◆ COMPLETE THE FOLLOWING ◆
(1) In the heavy oil processing excerpt, where can the decant oil from the FCC unit be sent?
(2) Reproduce the stretch of the heavy oil processing excerpt from "Heavy oils and" through "of the formation.".
-- Start PAGE EXCERPT --
The asphaltenes from the ROSE unit 104 can be converted to pelletized form
using known equipment or can alternatively be supplied to a gasifier 108, which
burns and/or partially oxidizes the asphaltenes to produce steam, hydrogen and
low energy gas, as needed. The effluent from FCC unit 106 can be supplied to a
hydrotreater unit 110 where it can be upgraded, desulfurized and separated to
produce naphtha, distillate and gas oil streams. The decant oil from the FCC 106
can be supplied to the gasifier 108. The steam, hydrogen and low energy fuel
gas produced by the gasifier 108 can be supplied to associated processes as
needed. The product streams from the hydrotreater 110 can be combined to
form a synthetic crude if desired.
Heavy oils and bitumens can be recovered through thermal processes in which
heat is generated above ground or in situ. The simplest thermal process is
steam injection, wherein steam is used as a driving fluid to displace oil. Steam
Assisted Gravity Drainage (SAGD) is a technique wherein steam is injected
directly into a formation for enhanced recovery of oils. Steam is injected through
one or more wells into the top of a formation and water and hydrocarbons can be
recovered from one or more wells positioned at the bottom of the formation.
-- End PAGE EXCERPT --
-- Start STORED RECORDS --
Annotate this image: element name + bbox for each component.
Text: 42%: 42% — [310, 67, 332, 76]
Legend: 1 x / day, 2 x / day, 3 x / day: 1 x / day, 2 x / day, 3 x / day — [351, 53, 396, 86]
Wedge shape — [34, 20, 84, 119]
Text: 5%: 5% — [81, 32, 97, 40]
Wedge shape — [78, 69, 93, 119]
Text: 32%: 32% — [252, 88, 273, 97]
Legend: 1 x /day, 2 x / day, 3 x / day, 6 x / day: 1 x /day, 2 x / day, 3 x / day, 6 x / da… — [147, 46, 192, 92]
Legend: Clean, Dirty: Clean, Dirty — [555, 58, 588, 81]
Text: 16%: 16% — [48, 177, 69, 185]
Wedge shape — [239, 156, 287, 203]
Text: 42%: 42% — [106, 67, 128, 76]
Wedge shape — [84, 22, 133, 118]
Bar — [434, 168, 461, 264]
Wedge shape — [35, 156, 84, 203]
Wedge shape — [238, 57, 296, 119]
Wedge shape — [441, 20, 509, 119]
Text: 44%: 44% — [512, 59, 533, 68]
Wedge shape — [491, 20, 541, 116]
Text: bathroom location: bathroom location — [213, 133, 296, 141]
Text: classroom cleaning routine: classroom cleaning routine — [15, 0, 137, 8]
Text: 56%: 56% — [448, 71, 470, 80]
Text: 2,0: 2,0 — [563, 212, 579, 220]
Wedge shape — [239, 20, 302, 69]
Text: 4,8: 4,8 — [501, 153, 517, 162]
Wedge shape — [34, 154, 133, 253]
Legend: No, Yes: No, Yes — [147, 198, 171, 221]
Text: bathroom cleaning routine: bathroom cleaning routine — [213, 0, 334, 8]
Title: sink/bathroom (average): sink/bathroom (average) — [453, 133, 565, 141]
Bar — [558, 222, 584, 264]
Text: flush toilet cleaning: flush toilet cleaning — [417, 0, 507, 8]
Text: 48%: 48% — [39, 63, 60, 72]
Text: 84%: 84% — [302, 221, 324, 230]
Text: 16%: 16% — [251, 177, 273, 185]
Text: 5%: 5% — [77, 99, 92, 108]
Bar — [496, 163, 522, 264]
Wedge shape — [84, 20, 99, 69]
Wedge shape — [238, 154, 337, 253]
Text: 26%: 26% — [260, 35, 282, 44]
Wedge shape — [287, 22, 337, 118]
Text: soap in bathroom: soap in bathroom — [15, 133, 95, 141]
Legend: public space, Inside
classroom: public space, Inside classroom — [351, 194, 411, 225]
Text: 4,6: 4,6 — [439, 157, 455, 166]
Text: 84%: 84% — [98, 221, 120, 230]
-- End STORED RECORDS --
◆ SOLUTIONS TO THE TASKS ◆
(1) To the gasifier 108.

(2)
Heavy oils and bitumens can be recovered through thermal processes in which
heat is generated above ground or in situ. The simplest thermal process is
steam injection, wherein steam is used as a driving fluid to displace oil. Steam
Assisted Gravity Drainage (SAGD) is a technique wherein steam is injected
directly into a formation for enhanced recovery of oils. Steam is injected through
one or more wells into the top of a formation and water and hydrocarbons can be
recovered from one or more wells positioned at the bottom of the formation.